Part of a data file

◇ ◇ ◇

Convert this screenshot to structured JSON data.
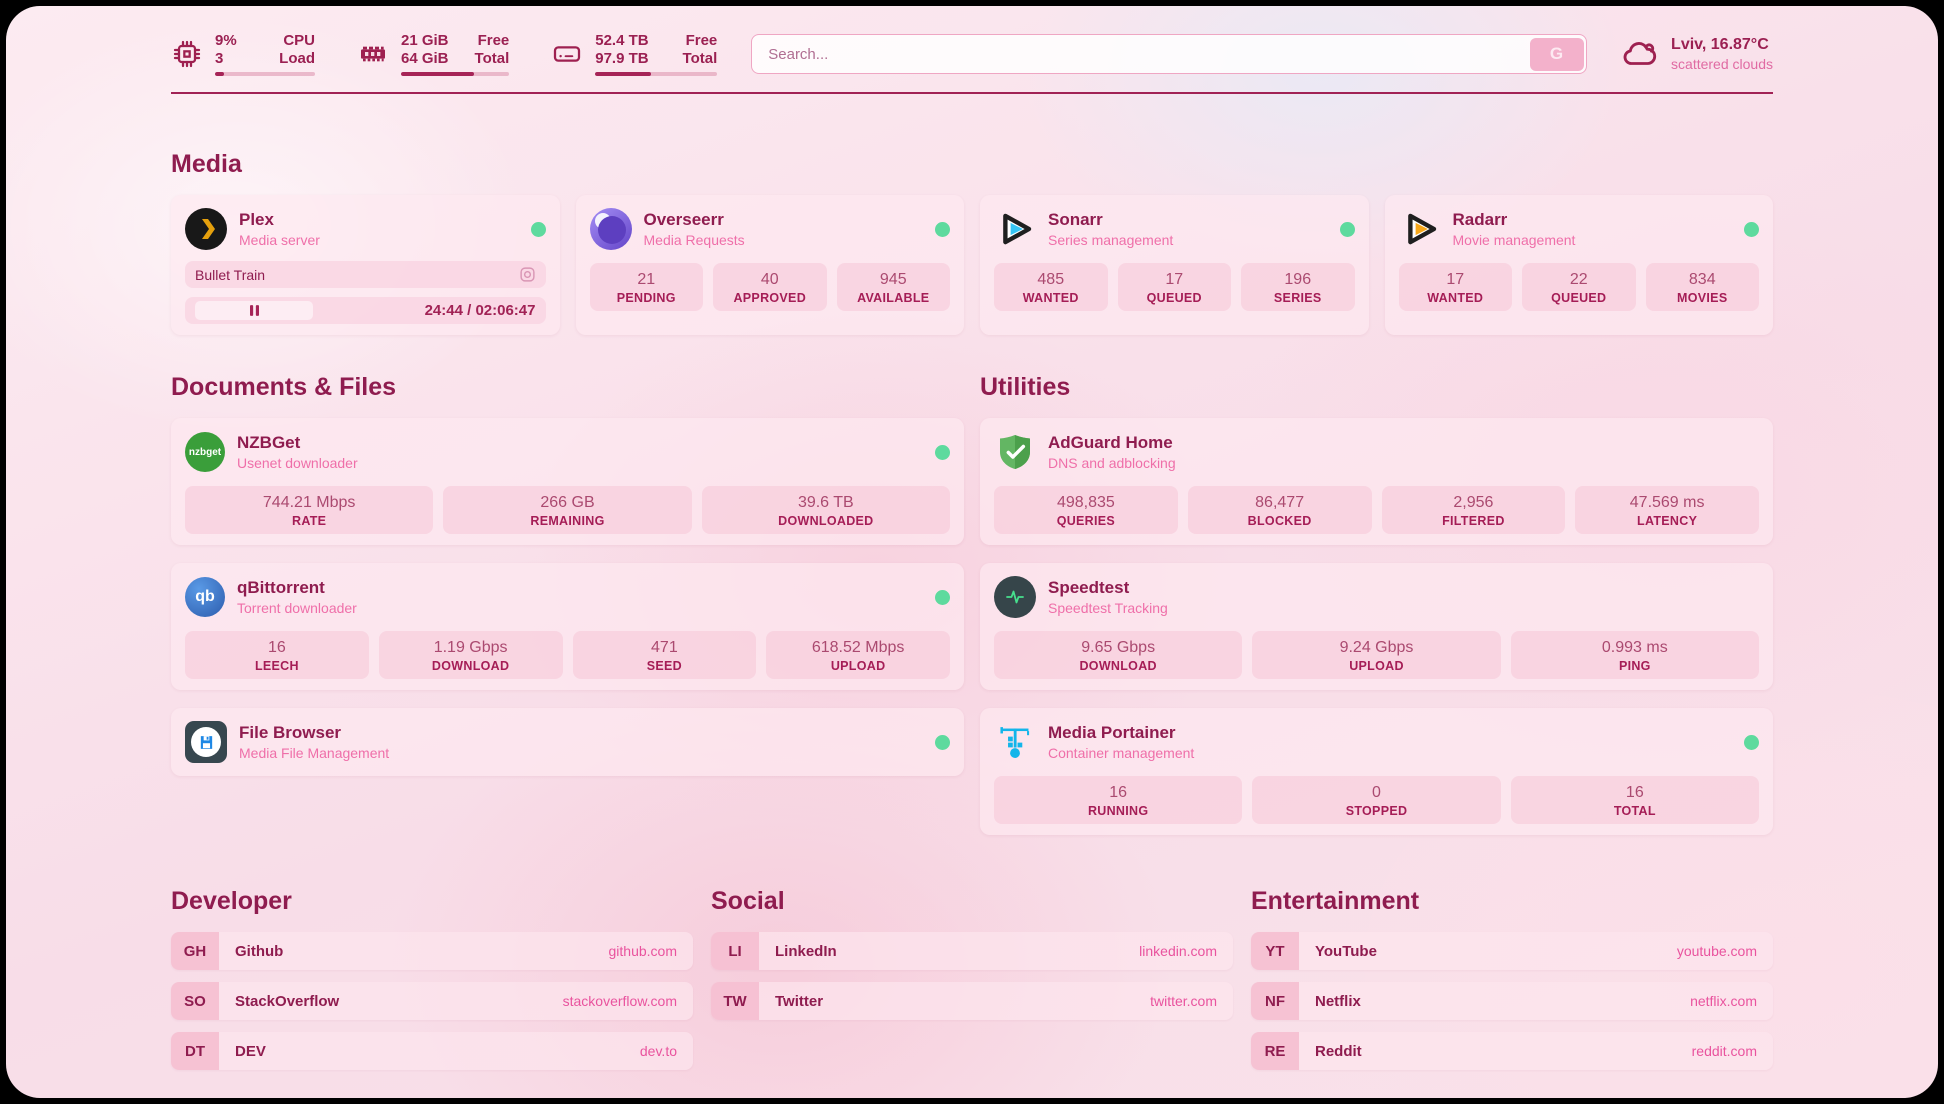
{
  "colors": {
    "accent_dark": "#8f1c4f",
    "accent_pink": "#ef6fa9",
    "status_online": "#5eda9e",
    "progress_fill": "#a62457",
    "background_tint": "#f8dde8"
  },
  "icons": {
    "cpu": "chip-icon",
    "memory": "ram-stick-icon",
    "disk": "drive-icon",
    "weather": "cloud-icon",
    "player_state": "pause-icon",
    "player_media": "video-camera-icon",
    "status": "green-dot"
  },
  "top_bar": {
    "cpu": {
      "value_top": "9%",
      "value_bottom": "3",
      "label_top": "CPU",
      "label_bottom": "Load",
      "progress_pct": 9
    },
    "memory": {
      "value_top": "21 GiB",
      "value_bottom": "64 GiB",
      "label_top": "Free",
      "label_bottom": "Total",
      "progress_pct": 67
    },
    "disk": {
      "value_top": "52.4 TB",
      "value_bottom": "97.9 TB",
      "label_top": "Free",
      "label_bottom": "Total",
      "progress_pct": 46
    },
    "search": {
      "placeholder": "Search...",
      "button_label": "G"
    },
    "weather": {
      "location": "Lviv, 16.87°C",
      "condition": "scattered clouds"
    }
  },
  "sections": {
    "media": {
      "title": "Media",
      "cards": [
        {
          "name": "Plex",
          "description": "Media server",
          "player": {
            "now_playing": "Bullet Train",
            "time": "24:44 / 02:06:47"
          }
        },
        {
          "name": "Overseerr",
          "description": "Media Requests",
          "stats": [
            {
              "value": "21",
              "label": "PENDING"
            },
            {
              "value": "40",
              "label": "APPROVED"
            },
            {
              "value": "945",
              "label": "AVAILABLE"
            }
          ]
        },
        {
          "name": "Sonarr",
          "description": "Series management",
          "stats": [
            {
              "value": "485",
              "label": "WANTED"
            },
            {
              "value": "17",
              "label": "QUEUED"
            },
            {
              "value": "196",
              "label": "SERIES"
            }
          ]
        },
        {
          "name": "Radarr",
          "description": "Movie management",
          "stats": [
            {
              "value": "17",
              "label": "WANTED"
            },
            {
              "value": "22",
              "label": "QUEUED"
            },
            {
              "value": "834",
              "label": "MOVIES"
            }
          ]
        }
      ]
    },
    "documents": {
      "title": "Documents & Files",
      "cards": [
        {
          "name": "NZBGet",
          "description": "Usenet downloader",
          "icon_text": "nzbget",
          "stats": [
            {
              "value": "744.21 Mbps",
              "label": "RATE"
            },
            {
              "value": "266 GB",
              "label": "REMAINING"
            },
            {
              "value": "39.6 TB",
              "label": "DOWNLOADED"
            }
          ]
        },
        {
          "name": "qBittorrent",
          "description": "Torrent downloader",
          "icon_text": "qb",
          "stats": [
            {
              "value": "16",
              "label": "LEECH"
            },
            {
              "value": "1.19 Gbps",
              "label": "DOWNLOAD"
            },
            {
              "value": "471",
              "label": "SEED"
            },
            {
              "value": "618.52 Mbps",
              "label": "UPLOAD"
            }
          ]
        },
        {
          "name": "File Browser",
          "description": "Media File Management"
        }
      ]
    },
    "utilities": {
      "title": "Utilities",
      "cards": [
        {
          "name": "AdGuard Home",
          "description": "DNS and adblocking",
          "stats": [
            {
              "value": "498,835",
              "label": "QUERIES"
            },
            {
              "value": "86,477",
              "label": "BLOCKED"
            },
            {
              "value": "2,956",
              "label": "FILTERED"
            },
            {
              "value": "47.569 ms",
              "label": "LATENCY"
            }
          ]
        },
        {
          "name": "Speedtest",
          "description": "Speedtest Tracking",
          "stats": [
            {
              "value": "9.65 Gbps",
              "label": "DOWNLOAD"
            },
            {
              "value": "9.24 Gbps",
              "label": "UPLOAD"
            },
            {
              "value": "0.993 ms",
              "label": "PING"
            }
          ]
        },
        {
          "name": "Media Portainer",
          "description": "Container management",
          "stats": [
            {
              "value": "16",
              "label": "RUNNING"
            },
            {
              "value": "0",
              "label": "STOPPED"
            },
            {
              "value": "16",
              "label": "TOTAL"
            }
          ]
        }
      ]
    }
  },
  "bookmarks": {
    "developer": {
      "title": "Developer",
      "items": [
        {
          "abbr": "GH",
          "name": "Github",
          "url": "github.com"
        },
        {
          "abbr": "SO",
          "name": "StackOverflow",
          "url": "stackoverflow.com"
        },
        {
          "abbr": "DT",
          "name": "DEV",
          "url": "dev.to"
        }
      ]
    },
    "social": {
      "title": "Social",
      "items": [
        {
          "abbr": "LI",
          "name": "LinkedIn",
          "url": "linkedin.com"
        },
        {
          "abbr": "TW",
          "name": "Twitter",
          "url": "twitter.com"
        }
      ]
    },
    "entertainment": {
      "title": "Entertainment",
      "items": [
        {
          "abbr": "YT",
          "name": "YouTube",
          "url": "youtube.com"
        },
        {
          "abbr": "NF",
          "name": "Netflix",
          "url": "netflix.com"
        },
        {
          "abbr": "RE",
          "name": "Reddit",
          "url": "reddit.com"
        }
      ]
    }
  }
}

◇ ◇ ◇

Instructions for the task: Print the full listing exactly, dropping the pictures.

Answer to this task:
Convert this screenshot to structured JSON data.
{
  "colors": {
    "accent_dark": "#8f1c4f",
    "accent_pink": "#ef6fa9",
    "status_online": "#5eda9e",
    "progress_fill": "#a62457",
    "background_tint": "#f8dde8"
  },
  "icons": {
    "cpu": "chip-icon",
    "memory": "ram-stick-icon",
    "disk": "drive-icon",
    "weather": "cloud-icon",
    "player_state": "pause-icon",
    "player_media": "video-camera-icon",
    "status": "green-dot"
  },
  "top_bar": {
    "cpu": {
      "value_top": "9%",
      "value_bottom": "3",
      "label_top": "CPU",
      "label_bottom": "Load",
      "progress_pct": 9
    },
    "memory": {
      "value_top": "21 GiB",
      "value_bottom": "64 GiB",
      "label_top": "Free",
      "label_bottom": "Total",
      "progress_pct": 67
    },
    "disk": {
      "value_top": "52.4 TB",
      "value_bottom": "97.9 TB",
      "label_top": "Free",
      "label_bottom": "Total",
      "progress_pct": 46
    },
    "search": {
      "placeholder": "Search...",
      "button_label": "G"
    },
    "weather": {
      "location": "Lviv, 16.87°C",
      "condition": "scattered clouds"
    }
  },
  "sections": {
    "media": {
      "title": "Media",
      "cards": [
        {
          "name": "Plex",
          "description": "Media server",
          "player": {
            "now_playing": "Bullet Train",
            "time": "24:44 / 02:06:47"
          }
        },
        {
          "name": "Overseerr",
          "description": "Media Requests",
          "stats": [
            {
              "value": "21",
              "label": "PENDING"
            },
            {
              "value": "40",
              "label": "APPROVED"
            },
            {
              "value": "945",
              "label": "AVAILABLE"
            }
          ]
        },
        {
          "name": "Sonarr",
          "description": "Series management",
          "stats": [
            {
              "value": "485",
              "label": "WANTED"
            },
            {
              "value": "17",
              "label": "QUEUED"
            },
            {
              "value": "196",
              "label": "SERIES"
            }
          ]
        },
        {
          "name": "Radarr",
          "description": "Movie management",
          "stats": [
            {
              "value": "17",
              "label": "WANTED"
            },
            {
              "value": "22",
              "label": "QUEUED"
            },
            {
              "value": "834",
              "label": "MOVIES"
            }
          ]
        }
      ]
    },
    "documents": {
      "title": "Documents & Files",
      "cards": [
        {
          "name": "NZBGet",
          "description": "Usenet downloader",
          "icon_text": "nzbget",
          "stats": [
            {
              "value": "744.21 Mbps",
              "label": "RATE"
            },
            {
              "value": "266 GB",
              "label": "REMAINING"
            },
            {
              "value": "39.6 TB",
              "label": "DOWNLOADED"
            }
          ]
        },
        {
          "name": "qBittorrent",
          "description": "Torrent downloader",
          "icon_text": "qb",
          "stats": [
            {
              "value": "16",
              "label": "LEECH"
            },
            {
              "value": "1.19 Gbps",
              "label": "DOWNLOAD"
            },
            {
              "value": "471",
              "label": "SEED"
            },
            {
              "value": "618.52 Mbps",
              "label": "UPLOAD"
            }
          ]
        },
        {
          "name": "File Browser",
          "description": "Media File Management"
        }
      ]
    },
    "utilities": {
      "title": "Utilities",
      "cards": [
        {
          "name": "AdGuard Home",
          "description": "DNS and adblocking",
          "stats": [
            {
              "value": "498,835",
              "label": "QUERIES"
            },
            {
              "value": "86,477",
              "label": "BLOCKED"
            },
            {
              "value": "2,956",
              "label": "FILTERED"
            },
            {
              "value": "47.569 ms",
              "label": "LATENCY"
            }
          ]
        },
        {
          "name": "Speedtest",
          "description": "Speedtest Tracking",
          "stats": [
            {
              "value": "9.65 Gbps",
              "label": "DOWNLOAD"
            },
            {
              "value": "9.24 Gbps",
              "label": "UPLOAD"
            },
            {
              "value": "0.993 ms",
              "label": "PING"
            }
          ]
        },
        {
          "name": "Media Portainer",
          "description": "Container management",
          "stats": [
            {
              "value": "16",
              "label": "RUNNING"
            },
            {
              "value": "0",
              "label": "STOPPED"
            },
            {
              "value": "16",
              "label": "TOTAL"
            }
          ]
        }
      ]
    }
  },
  "bookmarks": {
    "developer": {
      "title": "Developer",
      "items": [
        {
          "abbr": "GH",
          "name": "Github",
          "url": "github.com"
        },
        {
          "abbr": "SO",
          "name": "StackOverflow",
          "url": "stackoverflow.com"
        },
        {
          "abbr": "DT",
          "name": "DEV",
          "url": "dev.to"
        }
      ]
    },
    "social": {
      "title": "Social",
      "items": [
        {
          "abbr": "LI",
          "name": "LinkedIn",
          "url": "linkedin.com"
        },
        {
          "abbr": "TW",
          "name": "Twitter",
          "url": "twitter.com"
        }
      ]
    },
    "entertainment": {
      "title": "Entertainment",
      "items": [
        {
          "abbr": "YT",
          "name": "YouTube",
          "url": "youtube.com"
        },
        {
          "abbr": "NF",
          "name": "Netflix",
          "url": "netflix.com"
        },
        {
          "abbr": "RE",
          "name": "Reddit",
          "url": "reddit.com"
        }
      ]
    }
  }
}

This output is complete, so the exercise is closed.